Part of a data file:
────

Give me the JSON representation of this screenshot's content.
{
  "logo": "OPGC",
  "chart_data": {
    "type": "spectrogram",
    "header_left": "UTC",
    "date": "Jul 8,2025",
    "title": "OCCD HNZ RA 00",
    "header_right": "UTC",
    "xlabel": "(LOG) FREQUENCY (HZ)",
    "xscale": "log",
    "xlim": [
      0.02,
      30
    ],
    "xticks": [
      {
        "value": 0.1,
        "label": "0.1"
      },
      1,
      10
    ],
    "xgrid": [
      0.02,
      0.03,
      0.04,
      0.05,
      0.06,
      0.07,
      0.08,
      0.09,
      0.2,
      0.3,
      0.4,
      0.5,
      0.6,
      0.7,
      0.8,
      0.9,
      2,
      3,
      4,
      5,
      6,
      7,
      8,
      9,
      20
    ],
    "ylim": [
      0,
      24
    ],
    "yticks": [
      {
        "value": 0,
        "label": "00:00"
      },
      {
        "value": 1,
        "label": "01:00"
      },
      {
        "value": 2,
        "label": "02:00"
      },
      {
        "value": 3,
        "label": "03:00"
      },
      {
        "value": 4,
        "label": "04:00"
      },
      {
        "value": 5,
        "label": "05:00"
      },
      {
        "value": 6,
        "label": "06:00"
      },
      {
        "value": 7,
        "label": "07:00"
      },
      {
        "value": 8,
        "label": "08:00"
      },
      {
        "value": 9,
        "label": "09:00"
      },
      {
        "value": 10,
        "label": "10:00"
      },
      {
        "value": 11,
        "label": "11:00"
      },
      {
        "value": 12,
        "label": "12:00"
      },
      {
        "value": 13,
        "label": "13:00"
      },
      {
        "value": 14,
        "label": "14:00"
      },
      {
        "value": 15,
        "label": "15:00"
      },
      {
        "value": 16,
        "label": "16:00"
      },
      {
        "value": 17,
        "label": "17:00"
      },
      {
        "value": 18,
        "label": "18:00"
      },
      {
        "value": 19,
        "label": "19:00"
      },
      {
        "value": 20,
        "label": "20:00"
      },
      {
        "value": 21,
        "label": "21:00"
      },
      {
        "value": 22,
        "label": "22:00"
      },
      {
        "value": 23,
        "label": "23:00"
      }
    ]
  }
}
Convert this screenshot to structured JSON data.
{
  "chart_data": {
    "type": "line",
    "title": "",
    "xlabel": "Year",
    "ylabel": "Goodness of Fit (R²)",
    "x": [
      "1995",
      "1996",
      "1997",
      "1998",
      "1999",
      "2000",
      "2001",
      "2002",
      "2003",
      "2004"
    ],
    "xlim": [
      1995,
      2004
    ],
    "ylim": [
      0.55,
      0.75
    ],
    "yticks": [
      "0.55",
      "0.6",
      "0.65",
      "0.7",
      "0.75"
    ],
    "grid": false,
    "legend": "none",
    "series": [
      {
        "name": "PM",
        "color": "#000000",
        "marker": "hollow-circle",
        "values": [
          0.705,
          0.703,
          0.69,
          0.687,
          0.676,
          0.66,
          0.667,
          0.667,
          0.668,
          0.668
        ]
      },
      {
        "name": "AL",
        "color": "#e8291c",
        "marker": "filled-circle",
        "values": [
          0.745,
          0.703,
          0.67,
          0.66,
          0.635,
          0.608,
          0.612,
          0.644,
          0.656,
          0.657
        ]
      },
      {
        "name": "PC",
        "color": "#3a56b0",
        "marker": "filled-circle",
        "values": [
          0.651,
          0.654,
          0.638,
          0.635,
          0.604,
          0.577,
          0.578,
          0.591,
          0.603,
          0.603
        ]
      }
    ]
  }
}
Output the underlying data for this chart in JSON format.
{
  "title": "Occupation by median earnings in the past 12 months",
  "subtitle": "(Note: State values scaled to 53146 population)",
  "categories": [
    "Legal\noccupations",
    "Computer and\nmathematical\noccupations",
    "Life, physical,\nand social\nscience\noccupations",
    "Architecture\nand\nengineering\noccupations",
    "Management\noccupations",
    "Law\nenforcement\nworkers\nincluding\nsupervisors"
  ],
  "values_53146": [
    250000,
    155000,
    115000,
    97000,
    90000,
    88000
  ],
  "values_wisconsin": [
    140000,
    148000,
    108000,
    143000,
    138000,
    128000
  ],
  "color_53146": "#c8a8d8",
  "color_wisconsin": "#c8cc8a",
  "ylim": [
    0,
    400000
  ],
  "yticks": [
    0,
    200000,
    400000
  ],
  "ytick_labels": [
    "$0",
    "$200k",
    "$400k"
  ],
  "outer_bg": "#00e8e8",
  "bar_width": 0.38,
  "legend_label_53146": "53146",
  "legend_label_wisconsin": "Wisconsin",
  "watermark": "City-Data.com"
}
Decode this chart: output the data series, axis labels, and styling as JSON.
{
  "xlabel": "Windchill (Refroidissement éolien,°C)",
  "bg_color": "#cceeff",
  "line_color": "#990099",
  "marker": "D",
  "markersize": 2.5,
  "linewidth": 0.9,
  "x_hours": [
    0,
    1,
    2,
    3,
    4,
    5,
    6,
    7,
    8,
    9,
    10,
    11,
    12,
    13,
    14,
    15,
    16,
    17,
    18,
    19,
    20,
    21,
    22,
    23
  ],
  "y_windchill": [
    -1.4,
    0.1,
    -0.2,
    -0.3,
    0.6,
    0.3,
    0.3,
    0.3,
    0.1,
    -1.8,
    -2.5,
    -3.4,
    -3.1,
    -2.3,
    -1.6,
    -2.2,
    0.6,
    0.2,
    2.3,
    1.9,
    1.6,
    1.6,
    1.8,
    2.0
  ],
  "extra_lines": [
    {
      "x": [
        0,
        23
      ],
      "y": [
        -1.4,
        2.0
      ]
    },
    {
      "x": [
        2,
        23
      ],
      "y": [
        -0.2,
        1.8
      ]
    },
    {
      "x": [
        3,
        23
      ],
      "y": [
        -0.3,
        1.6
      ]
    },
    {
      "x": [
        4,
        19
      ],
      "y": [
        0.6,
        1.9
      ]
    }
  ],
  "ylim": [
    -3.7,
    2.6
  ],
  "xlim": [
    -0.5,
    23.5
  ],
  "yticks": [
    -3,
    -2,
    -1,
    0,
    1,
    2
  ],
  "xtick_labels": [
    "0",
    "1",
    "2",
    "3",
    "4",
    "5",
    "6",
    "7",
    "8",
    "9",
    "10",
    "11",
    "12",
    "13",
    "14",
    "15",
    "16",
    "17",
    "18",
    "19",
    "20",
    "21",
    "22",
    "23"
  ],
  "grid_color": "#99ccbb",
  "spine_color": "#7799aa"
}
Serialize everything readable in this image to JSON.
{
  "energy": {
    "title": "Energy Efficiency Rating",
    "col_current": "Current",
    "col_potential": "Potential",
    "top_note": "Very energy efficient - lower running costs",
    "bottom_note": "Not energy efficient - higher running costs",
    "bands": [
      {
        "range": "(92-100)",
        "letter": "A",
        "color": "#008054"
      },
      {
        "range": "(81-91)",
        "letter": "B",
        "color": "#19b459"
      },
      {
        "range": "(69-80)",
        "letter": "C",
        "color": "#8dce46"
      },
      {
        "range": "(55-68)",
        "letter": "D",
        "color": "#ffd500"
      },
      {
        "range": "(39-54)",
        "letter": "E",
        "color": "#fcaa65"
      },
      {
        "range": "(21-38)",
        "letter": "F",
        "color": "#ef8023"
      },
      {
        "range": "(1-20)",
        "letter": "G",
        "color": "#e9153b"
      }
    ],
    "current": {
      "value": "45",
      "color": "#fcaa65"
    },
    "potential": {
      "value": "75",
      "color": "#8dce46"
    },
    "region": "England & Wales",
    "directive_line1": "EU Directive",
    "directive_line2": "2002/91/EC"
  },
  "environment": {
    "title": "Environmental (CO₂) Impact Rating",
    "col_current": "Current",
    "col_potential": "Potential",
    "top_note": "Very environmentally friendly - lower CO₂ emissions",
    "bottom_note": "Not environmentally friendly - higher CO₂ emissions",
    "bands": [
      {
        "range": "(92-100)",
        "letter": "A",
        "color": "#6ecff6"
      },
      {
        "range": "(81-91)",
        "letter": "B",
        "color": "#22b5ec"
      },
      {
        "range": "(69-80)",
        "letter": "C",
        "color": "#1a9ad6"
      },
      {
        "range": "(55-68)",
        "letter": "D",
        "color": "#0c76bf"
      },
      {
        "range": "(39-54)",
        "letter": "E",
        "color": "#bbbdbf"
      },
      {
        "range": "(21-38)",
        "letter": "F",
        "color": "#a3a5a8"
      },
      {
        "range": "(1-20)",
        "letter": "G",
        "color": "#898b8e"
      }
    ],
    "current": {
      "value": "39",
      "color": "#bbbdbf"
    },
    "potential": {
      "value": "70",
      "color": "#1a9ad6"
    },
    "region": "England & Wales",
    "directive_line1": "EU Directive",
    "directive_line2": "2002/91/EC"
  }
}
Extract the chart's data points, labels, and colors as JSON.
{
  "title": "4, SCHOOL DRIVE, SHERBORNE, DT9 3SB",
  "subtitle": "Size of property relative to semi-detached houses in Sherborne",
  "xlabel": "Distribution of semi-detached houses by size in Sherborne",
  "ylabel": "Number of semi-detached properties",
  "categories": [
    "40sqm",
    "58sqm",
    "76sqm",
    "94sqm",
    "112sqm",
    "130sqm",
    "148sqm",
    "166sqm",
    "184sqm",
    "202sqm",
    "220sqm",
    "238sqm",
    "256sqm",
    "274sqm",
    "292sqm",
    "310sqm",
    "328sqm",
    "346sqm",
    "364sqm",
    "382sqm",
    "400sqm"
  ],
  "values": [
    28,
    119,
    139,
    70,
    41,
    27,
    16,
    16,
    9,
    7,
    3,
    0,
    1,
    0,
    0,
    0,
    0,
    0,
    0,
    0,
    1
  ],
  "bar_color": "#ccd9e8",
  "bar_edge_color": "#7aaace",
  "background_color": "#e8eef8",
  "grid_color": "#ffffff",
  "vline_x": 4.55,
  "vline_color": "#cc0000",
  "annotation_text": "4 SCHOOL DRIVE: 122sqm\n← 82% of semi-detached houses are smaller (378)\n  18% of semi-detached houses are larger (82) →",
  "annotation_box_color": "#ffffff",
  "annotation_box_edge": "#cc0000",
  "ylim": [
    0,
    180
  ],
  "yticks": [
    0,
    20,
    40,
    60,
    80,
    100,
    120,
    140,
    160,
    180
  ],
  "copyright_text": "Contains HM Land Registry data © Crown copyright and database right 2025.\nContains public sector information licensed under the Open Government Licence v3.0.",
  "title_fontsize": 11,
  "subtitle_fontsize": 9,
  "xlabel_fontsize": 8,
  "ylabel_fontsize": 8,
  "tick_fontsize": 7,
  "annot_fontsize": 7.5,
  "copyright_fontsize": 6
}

────

## EXERCISE PROMPT:
Find the lines with the string "efficient" and reproduce them.

## WRITTEN ANSWER:
    "top_note": "Very energy efficient - lower running costs",
    "bottom_note": "Not energy efficient - higher running costs",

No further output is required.